- [Problem to work on]
Please determine how many lines of the material include the word "Jahre", and respond with nothing but that number.

- [Available records]
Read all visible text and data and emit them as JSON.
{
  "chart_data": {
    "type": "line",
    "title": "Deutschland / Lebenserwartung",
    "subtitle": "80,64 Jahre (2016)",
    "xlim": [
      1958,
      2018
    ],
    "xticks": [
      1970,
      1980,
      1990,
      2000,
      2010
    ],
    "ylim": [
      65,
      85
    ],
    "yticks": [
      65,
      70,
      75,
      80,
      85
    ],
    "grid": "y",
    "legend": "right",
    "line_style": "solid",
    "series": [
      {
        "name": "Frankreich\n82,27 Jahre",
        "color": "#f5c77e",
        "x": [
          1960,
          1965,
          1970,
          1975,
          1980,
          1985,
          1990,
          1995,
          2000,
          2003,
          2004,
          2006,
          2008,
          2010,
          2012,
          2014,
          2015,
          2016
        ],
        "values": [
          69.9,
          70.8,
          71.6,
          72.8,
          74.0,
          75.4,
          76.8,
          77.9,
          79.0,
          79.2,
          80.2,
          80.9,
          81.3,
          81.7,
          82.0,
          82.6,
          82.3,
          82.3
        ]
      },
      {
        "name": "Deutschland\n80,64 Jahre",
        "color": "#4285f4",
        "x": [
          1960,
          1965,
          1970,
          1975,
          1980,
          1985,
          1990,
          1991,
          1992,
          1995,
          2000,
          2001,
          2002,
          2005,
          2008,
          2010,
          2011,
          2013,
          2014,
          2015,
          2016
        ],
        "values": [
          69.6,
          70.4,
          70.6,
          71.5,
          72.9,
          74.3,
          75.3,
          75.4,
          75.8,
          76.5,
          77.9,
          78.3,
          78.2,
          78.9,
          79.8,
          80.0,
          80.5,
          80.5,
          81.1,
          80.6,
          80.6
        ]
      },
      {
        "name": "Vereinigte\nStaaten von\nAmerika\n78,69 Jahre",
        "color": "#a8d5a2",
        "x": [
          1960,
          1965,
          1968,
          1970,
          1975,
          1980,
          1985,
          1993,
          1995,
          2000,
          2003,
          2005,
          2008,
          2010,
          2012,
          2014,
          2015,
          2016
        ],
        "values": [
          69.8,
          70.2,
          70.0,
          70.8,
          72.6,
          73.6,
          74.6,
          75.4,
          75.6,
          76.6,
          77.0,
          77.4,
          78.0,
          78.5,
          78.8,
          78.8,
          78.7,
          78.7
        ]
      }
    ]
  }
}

...

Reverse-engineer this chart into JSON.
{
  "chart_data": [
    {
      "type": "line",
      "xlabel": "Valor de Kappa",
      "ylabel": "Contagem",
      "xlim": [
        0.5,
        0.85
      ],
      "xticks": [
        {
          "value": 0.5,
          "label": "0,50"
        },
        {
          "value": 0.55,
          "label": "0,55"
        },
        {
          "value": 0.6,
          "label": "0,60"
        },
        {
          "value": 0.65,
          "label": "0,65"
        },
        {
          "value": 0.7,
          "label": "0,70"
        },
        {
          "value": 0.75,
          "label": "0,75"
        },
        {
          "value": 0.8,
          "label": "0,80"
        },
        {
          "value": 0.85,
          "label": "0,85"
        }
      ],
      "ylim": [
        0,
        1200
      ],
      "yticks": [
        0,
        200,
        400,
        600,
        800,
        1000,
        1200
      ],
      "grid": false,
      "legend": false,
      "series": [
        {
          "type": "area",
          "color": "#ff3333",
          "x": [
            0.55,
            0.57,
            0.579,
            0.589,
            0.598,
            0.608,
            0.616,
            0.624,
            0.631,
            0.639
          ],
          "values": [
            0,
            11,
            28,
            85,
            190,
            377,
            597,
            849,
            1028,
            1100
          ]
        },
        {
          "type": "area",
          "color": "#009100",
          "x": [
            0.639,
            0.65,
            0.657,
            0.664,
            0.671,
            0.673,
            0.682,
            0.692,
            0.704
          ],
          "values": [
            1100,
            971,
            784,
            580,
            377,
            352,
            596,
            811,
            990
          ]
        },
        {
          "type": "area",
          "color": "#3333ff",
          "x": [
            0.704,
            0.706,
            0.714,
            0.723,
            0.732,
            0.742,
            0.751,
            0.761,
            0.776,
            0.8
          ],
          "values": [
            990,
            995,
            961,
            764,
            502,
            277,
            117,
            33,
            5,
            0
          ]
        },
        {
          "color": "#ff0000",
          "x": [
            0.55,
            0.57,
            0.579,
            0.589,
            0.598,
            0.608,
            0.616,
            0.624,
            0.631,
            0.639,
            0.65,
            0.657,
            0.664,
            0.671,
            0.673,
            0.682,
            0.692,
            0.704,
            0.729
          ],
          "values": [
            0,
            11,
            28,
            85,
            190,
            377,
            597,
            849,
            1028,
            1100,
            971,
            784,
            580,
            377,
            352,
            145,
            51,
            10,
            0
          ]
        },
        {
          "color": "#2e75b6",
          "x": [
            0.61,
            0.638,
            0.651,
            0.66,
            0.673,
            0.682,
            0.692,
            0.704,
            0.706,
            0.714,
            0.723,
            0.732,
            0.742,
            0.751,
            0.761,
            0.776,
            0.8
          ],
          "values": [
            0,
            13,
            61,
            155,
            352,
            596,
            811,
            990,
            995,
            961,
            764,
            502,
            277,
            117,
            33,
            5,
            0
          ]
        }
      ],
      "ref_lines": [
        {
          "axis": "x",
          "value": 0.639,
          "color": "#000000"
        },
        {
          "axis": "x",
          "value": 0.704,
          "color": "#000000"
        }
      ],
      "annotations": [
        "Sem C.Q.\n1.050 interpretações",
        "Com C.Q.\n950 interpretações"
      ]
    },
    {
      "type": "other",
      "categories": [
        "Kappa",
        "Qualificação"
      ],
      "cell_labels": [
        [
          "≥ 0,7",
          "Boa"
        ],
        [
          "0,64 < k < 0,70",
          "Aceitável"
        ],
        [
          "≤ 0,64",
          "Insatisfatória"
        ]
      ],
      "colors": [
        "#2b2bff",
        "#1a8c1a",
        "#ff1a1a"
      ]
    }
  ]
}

- [Final answer]
4